--- Begin Information shown ---

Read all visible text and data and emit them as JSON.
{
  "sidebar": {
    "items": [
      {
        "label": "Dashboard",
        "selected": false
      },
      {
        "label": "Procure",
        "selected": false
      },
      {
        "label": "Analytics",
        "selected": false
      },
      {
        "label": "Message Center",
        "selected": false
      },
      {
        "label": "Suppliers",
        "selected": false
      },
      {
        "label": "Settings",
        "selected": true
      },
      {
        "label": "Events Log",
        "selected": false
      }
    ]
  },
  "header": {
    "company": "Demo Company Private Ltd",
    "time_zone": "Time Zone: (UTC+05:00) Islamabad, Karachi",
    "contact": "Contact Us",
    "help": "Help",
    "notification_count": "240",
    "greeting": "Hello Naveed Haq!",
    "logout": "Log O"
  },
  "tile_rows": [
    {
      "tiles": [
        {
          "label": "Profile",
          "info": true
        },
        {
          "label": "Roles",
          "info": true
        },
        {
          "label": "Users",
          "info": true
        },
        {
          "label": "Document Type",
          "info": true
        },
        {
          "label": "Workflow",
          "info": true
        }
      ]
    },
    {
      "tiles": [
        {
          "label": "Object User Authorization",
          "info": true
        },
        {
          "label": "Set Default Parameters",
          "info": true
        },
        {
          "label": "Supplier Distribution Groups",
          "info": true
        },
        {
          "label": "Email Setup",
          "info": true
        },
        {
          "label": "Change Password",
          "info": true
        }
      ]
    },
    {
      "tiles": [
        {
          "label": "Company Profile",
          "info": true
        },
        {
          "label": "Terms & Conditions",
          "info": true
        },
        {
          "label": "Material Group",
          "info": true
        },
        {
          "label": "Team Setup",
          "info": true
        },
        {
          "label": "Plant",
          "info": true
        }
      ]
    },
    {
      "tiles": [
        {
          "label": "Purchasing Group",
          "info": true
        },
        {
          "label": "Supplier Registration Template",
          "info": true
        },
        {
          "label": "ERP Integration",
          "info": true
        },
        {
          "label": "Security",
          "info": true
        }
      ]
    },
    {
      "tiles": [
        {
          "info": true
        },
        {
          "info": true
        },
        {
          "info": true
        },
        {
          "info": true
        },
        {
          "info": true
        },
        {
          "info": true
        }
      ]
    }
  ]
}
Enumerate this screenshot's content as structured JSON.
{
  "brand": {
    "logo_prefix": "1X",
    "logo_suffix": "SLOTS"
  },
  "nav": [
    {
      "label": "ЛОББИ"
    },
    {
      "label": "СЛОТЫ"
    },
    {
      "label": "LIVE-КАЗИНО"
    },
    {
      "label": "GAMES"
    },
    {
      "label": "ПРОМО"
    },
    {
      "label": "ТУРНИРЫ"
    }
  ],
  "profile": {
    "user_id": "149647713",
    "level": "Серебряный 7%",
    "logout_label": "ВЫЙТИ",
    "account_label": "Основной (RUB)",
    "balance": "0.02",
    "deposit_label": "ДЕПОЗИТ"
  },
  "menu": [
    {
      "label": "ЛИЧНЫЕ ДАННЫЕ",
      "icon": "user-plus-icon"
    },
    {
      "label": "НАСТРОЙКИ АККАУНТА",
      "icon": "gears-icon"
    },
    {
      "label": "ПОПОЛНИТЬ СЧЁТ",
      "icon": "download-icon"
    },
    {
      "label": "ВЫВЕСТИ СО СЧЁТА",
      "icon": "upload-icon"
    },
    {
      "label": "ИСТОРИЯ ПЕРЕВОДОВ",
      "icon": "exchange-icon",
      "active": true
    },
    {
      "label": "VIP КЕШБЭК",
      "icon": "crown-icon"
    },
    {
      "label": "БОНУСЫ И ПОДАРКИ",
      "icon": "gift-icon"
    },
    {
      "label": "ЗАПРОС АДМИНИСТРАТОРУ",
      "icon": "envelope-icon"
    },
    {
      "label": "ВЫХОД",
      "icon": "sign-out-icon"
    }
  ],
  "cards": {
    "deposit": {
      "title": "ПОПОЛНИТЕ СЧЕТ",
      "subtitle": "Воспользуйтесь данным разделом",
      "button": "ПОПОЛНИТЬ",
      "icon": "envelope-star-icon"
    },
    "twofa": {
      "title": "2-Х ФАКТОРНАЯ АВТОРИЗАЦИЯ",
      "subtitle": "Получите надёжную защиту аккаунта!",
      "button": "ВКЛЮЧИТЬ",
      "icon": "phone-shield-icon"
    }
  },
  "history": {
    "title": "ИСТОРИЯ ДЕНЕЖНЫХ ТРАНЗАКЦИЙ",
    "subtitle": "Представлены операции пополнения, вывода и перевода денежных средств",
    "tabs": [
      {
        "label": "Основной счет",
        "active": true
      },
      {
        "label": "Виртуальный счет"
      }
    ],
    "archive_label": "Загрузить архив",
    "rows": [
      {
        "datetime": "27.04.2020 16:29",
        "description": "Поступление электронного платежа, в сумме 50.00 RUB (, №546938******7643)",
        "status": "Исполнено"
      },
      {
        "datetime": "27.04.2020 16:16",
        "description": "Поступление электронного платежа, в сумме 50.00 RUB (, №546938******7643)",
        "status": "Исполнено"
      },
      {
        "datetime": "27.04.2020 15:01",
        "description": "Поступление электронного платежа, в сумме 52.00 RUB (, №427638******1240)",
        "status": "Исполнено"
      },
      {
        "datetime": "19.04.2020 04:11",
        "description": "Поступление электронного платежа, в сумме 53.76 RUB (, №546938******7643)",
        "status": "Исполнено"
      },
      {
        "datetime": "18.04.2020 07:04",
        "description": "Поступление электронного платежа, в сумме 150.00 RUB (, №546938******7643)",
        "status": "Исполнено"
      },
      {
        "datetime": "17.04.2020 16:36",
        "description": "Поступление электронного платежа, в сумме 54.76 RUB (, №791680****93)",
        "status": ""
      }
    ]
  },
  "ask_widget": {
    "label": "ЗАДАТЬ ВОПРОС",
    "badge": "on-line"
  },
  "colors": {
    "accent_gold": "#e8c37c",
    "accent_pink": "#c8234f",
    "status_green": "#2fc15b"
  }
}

--- End Information shown ---

**Your instructions**
Retype the material in full, character for character.

**Written response**
Read all visible text and data and emit them as JSON.
{
  "sidebar": {
    "items": [
      {
        "label": "Dashboard",
        "selected": false
      },
      {
        "label": "Procure",
        "selected": false
      },
      {
        "label": "Analytics",
        "selected": false
      },
      {
        "label": "Message Center",
        "selected": false
      },
      {
        "label": "Suppliers",
        "selected": false
      },
      {
        "label": "Settings",
        "selected": true
      },
      {
        "label": "Events Log",
        "selected": false
      }
    ]
  },
  "header": {
    "company": "Demo Company Private Ltd",
    "time_zone": "Time Zone: (UTC+05:00) Islamabad, Karachi",
    "contact": "Contact Us",
    "help": "Help",
    "notification_count": "240",
    "greeting": "Hello Naveed Haq!",
    "logout": "Log O"
  },
  "tile_rows": [
    {
      "tiles": [
        {
          "label": "Profile",
          "info": true
        },
        {
          "label": "Roles",
          "info": true
        },
        {
          "label": "Users",
          "info": true
        },
        {
          "label": "Document Type",
          "info": true
        },
        {
          "label": "Workflow",
          "info": true
        }
      ]
    },
    {
      "tiles": [
        {
          "label": "Object User Authorization",
          "info": true
        },
        {
          "label": "Set Default Parameters",
          "info": true
        },
        {
          "label": "Supplier Distribution Groups",
          "info": true
        },
        {
          "label": "Email Setup",
          "info": true
        },
        {
          "label": "Change Password",
          "info": true
        }
      ]
    },
    {
      "tiles": [
        {
          "label": "Company Profile",
          "info": true
        },
        {
          "label": "Terms & Conditions",
          "info": true
        },
        {
          "label": "Material Group",
          "info": true
        },
        {
          "label": "Team Setup",
          "info": true
        },
        {
          "label": "Plant",
          "info": true
        }
      ]
    },
    {
      "tiles": [
        {
          "label": "Purchasing Group",
          "info": true
        },
        {
          "label": "Supplier Registration Template",
          "info": true
        },
        {
          "label": "ERP Integration",
          "info": true
        },
        {
          "label": "Security",
          "info": true
        }
      ]
    },
    {
      "tiles": [
        {
          "info": true
        },
        {
          "info": true
        },
        {
          "info": true
        },
        {
          "info": true
        },
        {
          "info": true
        },
        {
          "info": true
        }
      ]
    }
  ]
}
Enumerate this screenshot's content as structured JSON.
{
  "brand": {
    "logo_prefix": "1X",
    "logo_suffix": "SLOTS"
  },
  "nav": [
    {
      "label": "ЛОББИ"
    },
    {
      "label": "СЛОТЫ"
    },
    {
      "label": "LIVE-КАЗИНО"
    },
    {
      "label": "GAMES"
    },
    {
      "label": "ПРОМО"
    },
    {
      "label": "ТУРНИРЫ"
    }
  ],
  "profile": {
    "user_id": "149647713",
    "level": "Серебряный 7%",
    "logout_label": "ВЫЙТИ",
    "account_label": "Основной (RUB)",
    "balance": "0.02",
    "deposit_label": "ДЕПОЗИТ"
  },
  "menu": [
    {
      "label": "ЛИЧНЫЕ ДАННЫЕ",
      "icon": "user-plus-icon"
    },
    {
      "label": "НАСТРОЙКИ АККАУНТА",
      "icon": "gears-icon"
    },
    {
      "label": "ПОПОЛНИТЬ СЧЁТ",
      "icon": "download-icon"
    },
    {
      "label": "ВЫВЕСТИ СО СЧЁТА",
      "icon": "upload-icon"
    },
    {
      "label": "ИСТОРИЯ ПЕРЕВОДОВ",
      "icon": "exchange-icon",
      "active": true
    },
    {
      "label": "VIP КЕШБЭК",
      "icon": "crown-icon"
    },
    {
      "label": "БОНУСЫ И ПОДАРКИ",
      "icon": "gift-icon"
    },
    {
      "label": "ЗАПРОС АДМИНИСТРАТОРУ",
      "icon": "envelope-icon"
    },
    {
      "label": "ВЫХОД",
      "icon": "sign-out-icon"
    }
  ],
  "cards": {
    "deposit": {
      "title": "ПОПОЛНИТЕ СЧЕТ",
      "subtitle": "Воспользуйтесь данным разделом",
      "button": "ПОПОЛНИТЬ",
      "icon": "envelope-star-icon"
    },
    "twofa": {
      "title": "2-Х ФАКТОРНАЯ АВТОРИЗАЦИЯ",
      "subtitle": "Получите надёжную защиту аккаунта!",
      "button": "ВКЛЮЧИТЬ",
      "icon": "phone-shield-icon"
    }
  },
  "history": {
    "title": "ИСТОРИЯ ДЕНЕЖНЫХ ТРАНЗАКЦИЙ",
    "subtitle": "Представлены операции пополнения, вывода и перевода денежных средств",
    "tabs": [
      {
        "label": "Основной счет",
        "active": true
      },
      {
        "label": "Виртуальный счет"
      }
    ],
    "archive_label": "Загрузить архив",
    "rows": [
      {
        "datetime": "27.04.2020 16:29",
        "description": "Поступление электронного платежа, в сумме 50.00 RUB (, №546938******7643)",
        "status": "Исполнено"
      },
      {
        "datetime": "27.04.2020 16:16",
        "description": "Поступление электронного платежа, в сумме 50.00 RUB (, №546938******7643)",
        "status": "Исполнено"
      },
      {
        "datetime": "27.04.2020 15:01",
        "description": "Поступление электронного платежа, в сумме 52.00 RUB (, №427638******1240)",
        "status": "Исполнено"
      },
      {
        "datetime": "19.04.2020 04:11",
        "description": "Поступление электронного платежа, в сумме 53.76 RUB (, №546938******7643)",
        "status": "Исполнено"
      },
      {
        "datetime": "18.04.2020 07:04",
        "description": "Поступление электронного платежа, в сумме 150.00 RUB (, №546938******7643)",
        "status": "Исполнено"
      },
      {
        "datetime": "17.04.2020 16:36",
        "description": "Поступление электронного платежа, в сумме 54.76 RUB (, №791680****93)",
        "status": ""
      }
    ]
  },
  "ask_widget": {
    "label": "ЗАДАТЬ ВОПРОС",
    "badge": "on-line"
  },
  "colors": {
    "accent_gold": "#e8c37c",
    "accent_pink": "#c8234f",
    "status_green": "#2fc15b"
  }
}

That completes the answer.